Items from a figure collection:
▼▼▼
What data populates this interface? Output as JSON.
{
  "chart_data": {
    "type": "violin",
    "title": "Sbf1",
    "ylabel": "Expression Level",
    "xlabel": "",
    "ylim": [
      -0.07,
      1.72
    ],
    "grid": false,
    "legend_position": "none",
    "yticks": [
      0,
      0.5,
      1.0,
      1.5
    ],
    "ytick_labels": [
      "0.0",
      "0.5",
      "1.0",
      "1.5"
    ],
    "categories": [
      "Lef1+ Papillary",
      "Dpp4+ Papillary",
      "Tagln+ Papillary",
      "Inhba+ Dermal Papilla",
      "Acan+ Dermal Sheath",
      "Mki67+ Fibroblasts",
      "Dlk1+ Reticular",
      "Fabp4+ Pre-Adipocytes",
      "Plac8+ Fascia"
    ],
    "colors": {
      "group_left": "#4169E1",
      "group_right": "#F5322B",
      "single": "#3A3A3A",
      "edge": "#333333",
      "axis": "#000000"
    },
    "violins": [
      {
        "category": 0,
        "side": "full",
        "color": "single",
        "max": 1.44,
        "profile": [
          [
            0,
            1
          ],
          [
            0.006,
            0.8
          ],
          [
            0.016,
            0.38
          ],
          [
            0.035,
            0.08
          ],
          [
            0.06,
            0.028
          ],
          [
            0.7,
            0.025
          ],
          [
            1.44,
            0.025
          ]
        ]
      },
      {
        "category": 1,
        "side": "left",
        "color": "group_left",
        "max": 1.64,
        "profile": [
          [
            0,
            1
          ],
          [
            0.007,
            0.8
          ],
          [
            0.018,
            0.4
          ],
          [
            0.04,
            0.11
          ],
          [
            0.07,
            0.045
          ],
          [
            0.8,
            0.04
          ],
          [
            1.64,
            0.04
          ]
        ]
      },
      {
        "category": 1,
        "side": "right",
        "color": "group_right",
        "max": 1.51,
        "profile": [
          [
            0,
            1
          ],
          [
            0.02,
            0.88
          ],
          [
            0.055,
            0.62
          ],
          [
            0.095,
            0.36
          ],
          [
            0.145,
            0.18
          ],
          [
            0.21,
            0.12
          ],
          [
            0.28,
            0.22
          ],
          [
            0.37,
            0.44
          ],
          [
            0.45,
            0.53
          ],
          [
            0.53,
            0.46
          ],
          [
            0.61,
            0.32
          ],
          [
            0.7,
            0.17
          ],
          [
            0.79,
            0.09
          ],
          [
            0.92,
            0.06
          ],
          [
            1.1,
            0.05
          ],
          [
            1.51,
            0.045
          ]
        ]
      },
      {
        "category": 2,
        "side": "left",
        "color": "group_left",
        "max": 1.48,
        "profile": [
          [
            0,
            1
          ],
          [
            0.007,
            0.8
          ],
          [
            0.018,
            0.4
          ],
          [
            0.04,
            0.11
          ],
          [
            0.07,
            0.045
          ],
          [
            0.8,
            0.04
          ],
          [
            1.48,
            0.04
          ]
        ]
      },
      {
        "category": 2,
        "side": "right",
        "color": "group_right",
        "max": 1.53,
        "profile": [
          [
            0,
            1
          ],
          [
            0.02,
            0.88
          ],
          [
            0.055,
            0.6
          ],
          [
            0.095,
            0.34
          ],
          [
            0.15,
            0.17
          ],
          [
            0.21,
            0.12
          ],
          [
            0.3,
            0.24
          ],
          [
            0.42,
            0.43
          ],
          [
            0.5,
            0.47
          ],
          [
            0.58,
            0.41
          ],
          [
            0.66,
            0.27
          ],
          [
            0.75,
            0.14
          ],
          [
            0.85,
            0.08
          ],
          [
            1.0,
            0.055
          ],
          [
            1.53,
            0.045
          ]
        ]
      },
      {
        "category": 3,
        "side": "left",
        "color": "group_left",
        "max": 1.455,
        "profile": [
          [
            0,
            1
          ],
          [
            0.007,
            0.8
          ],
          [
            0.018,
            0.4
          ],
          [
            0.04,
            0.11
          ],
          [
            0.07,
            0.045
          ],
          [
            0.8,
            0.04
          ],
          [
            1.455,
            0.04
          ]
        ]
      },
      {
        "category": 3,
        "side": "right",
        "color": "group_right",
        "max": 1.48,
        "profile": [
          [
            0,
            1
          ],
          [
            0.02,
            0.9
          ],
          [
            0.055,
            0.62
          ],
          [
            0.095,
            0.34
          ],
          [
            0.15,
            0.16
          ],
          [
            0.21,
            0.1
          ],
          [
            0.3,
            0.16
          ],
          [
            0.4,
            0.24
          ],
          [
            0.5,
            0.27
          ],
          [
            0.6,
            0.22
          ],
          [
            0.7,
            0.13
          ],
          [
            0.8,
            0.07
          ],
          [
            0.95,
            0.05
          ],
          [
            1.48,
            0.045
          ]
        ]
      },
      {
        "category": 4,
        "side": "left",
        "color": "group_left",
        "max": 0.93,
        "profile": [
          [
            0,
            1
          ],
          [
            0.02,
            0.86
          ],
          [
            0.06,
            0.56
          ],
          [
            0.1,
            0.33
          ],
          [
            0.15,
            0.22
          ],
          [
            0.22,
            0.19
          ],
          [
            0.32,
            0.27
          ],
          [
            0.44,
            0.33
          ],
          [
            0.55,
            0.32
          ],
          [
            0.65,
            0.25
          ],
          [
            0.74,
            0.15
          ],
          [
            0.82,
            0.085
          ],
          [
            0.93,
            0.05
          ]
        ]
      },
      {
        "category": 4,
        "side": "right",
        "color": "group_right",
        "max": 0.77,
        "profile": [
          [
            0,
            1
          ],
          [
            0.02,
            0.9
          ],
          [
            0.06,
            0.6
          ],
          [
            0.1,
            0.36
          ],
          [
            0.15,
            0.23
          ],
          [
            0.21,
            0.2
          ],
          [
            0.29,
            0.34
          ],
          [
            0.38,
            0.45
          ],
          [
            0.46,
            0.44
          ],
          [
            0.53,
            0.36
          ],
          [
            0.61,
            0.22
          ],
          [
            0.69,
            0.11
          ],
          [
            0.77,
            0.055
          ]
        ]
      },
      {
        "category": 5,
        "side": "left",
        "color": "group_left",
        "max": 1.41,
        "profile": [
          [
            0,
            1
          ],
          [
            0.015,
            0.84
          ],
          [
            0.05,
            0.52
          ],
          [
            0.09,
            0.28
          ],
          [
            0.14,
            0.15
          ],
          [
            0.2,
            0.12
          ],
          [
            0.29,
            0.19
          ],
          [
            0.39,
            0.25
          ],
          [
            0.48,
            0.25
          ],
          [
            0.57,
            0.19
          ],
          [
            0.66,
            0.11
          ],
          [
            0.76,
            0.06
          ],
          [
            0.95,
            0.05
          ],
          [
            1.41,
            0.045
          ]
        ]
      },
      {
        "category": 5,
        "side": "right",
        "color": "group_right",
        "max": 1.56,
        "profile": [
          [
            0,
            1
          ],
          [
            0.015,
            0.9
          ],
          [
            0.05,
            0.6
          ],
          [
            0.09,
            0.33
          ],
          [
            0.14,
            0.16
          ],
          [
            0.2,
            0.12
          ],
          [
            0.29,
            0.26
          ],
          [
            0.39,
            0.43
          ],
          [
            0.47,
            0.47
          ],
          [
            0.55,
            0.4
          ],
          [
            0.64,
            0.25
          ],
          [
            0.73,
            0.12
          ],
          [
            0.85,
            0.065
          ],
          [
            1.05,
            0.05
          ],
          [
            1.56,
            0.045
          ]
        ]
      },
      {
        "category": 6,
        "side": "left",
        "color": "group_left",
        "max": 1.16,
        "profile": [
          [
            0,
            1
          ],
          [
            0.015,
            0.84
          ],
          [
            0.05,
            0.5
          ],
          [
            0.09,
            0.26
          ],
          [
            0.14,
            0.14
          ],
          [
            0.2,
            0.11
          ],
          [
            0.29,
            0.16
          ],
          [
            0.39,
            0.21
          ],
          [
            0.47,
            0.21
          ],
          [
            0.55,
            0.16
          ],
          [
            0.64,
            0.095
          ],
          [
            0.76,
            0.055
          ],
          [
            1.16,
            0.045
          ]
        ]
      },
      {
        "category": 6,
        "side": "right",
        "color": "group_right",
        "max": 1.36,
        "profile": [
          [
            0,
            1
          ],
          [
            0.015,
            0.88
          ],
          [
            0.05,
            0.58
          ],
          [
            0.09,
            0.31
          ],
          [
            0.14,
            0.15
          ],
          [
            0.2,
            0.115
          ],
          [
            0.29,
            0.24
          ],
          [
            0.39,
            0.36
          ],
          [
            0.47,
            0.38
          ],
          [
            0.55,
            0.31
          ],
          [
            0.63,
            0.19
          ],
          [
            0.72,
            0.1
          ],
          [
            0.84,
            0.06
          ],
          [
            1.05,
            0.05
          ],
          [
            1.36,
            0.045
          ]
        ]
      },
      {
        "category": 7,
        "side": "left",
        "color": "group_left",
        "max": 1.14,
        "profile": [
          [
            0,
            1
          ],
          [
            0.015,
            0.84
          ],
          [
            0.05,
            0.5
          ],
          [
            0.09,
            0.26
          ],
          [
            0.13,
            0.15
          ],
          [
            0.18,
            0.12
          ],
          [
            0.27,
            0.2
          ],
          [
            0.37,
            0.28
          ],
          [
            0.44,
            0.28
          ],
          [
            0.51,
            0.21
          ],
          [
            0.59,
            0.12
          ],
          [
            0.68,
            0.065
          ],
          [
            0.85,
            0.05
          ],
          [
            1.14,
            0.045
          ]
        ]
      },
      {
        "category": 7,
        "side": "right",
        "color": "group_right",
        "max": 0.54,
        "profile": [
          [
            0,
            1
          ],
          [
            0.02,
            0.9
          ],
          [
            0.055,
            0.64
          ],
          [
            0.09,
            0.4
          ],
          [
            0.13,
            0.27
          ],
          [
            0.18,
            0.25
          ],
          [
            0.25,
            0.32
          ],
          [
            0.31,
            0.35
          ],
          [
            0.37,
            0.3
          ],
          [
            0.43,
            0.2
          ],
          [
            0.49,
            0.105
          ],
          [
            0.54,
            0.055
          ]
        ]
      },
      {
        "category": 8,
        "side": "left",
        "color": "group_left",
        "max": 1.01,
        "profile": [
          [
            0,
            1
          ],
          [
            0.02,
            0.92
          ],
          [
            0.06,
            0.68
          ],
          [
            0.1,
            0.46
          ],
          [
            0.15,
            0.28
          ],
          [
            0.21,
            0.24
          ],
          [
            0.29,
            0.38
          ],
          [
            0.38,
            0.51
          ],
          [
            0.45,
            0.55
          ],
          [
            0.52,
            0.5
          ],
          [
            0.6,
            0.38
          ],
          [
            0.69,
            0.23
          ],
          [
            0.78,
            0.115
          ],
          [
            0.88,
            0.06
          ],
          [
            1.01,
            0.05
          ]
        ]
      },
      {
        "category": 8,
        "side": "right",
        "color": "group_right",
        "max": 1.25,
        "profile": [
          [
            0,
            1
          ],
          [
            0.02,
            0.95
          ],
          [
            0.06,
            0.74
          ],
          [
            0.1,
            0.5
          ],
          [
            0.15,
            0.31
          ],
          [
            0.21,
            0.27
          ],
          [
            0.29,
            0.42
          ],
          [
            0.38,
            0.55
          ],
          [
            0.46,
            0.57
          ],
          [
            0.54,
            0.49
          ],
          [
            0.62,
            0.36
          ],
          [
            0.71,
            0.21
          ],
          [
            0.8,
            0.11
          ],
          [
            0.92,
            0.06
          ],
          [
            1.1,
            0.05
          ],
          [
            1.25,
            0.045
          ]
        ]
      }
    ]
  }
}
▲▲▲
» **OBJECTIVE**: Pick each line holding the word "Dermal" out of the data and copy it.

» **WRITTEN SOLUTION**:
      "Inhba+ Dermal Papilla",
      "Acan+ Dermal Sheath",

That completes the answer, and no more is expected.